TO DO: Look through the records below, and copy out every line that holds the string "name".

Data items:
⁂

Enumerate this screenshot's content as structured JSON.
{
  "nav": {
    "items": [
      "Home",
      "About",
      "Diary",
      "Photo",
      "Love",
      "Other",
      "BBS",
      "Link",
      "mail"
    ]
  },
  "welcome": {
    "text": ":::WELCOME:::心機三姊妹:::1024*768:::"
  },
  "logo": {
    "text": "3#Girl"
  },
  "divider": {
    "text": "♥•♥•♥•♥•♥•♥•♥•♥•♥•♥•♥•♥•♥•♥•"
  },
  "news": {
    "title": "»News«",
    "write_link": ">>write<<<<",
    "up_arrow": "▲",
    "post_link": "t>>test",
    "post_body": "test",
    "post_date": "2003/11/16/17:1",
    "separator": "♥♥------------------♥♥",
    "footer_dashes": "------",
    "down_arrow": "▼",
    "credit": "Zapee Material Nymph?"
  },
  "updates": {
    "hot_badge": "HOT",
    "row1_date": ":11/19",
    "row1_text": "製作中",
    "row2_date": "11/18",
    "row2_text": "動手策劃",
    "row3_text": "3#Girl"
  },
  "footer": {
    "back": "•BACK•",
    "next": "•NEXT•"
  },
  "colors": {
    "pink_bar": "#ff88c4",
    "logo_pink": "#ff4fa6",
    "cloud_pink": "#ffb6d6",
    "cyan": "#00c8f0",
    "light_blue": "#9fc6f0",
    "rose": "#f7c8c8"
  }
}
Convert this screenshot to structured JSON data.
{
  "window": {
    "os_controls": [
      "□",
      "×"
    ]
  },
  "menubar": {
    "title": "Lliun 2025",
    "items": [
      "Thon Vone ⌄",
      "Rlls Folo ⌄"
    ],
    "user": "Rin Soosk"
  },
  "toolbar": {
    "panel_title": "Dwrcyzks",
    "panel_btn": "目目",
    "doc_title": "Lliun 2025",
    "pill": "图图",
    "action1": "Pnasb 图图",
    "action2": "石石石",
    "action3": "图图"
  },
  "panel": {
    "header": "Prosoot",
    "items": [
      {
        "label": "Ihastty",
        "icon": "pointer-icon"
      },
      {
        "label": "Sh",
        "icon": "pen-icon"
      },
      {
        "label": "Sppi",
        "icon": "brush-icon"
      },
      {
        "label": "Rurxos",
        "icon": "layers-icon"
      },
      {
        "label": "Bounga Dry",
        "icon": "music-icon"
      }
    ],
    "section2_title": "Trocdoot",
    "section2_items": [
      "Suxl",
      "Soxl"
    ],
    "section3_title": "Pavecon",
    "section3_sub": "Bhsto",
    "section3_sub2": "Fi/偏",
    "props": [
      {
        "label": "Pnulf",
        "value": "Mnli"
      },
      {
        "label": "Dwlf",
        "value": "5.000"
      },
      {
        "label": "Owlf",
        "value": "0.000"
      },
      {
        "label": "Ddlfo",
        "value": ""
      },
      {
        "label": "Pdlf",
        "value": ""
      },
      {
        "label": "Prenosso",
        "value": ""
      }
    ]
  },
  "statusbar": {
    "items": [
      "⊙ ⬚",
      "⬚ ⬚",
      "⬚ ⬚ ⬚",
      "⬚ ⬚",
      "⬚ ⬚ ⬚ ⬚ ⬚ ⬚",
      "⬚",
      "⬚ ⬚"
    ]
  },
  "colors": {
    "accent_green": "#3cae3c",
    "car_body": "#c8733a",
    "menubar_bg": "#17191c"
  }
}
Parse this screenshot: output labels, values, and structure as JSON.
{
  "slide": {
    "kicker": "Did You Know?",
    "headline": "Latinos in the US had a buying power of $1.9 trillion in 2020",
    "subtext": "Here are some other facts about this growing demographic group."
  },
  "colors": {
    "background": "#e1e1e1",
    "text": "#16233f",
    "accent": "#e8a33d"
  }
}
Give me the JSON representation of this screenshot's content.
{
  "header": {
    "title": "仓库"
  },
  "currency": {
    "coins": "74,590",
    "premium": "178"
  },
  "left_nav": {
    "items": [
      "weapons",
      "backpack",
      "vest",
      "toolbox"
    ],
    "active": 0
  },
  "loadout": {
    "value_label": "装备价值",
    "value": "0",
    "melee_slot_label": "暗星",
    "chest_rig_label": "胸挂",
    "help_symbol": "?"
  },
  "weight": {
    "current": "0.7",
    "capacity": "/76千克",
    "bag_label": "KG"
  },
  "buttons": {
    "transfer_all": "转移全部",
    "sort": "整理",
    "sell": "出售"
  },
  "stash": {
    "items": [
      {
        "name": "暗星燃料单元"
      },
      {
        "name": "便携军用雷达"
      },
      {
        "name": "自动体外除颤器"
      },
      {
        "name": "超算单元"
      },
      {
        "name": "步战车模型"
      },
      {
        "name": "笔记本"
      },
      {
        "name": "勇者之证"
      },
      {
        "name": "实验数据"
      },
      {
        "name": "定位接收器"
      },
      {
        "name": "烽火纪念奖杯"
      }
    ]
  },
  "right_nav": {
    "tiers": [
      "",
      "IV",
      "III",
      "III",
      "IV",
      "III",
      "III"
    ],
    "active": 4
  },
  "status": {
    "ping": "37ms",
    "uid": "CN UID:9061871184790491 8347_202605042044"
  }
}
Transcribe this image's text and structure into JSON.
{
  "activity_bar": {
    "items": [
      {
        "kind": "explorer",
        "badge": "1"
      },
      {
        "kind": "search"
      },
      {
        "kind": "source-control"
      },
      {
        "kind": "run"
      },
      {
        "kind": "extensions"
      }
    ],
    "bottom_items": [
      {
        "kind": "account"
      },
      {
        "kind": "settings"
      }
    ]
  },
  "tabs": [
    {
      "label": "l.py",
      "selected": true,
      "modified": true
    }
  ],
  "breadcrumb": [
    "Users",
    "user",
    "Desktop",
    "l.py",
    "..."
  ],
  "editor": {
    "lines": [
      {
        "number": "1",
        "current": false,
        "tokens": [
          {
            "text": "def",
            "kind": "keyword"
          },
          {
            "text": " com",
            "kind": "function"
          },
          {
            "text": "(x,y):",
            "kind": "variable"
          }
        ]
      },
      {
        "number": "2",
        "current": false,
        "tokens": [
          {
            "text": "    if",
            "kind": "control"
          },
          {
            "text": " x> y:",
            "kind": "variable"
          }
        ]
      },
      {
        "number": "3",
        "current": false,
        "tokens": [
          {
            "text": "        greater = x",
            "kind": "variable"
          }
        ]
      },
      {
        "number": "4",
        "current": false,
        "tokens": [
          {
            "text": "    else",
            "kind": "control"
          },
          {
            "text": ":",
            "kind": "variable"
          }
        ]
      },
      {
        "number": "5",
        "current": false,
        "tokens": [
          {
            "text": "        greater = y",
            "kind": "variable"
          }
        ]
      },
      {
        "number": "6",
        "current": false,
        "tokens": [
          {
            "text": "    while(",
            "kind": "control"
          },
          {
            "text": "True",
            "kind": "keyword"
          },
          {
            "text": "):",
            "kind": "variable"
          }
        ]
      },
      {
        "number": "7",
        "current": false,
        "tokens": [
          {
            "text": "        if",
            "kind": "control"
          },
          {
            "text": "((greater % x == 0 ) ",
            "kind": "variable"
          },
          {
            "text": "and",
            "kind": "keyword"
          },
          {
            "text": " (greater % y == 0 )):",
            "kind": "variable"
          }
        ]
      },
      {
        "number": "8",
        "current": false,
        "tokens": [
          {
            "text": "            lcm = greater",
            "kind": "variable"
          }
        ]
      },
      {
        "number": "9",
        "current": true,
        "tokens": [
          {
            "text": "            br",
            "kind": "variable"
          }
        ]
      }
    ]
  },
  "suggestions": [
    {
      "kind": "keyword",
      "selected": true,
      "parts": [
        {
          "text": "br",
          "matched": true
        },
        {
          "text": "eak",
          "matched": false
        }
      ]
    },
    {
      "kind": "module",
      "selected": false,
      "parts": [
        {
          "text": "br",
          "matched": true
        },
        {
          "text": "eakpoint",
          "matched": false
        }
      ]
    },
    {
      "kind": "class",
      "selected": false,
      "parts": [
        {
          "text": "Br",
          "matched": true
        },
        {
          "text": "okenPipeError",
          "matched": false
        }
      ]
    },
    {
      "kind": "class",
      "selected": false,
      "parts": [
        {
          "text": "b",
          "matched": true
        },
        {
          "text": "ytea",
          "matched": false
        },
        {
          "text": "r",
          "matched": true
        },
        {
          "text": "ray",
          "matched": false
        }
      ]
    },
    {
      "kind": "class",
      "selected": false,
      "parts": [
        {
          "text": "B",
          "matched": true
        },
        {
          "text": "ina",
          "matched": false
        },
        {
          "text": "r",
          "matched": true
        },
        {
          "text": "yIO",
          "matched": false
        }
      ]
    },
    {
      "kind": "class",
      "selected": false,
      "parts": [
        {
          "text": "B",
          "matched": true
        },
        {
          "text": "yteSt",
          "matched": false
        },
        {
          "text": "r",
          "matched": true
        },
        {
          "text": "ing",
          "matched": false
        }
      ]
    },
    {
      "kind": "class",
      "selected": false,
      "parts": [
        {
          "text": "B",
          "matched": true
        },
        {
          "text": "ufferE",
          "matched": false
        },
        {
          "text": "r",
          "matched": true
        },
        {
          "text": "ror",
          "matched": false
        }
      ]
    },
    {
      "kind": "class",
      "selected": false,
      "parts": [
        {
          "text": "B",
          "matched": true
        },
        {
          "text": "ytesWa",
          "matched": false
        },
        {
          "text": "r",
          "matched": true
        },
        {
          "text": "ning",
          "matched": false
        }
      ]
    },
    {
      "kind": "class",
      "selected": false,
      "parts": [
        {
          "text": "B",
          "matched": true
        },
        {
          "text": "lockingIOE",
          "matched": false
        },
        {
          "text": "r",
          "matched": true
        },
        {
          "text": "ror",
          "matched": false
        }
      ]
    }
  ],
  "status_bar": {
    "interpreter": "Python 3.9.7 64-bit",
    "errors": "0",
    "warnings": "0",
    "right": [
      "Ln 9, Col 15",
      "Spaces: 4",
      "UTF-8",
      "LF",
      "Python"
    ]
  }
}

⁂

THE ANSWER:
        "name": "暗星燃料单元"
        "name": "便携军用雷达"
        "name": "自动体外除颤器"
        "name": "超算单元"
        "name": "步战车模型"
        "name": "笔记本"
        "name": "勇者之证"
        "name": "实验数据"
        "name": "定位接收器"
        "name": "烽火纪念奖杯"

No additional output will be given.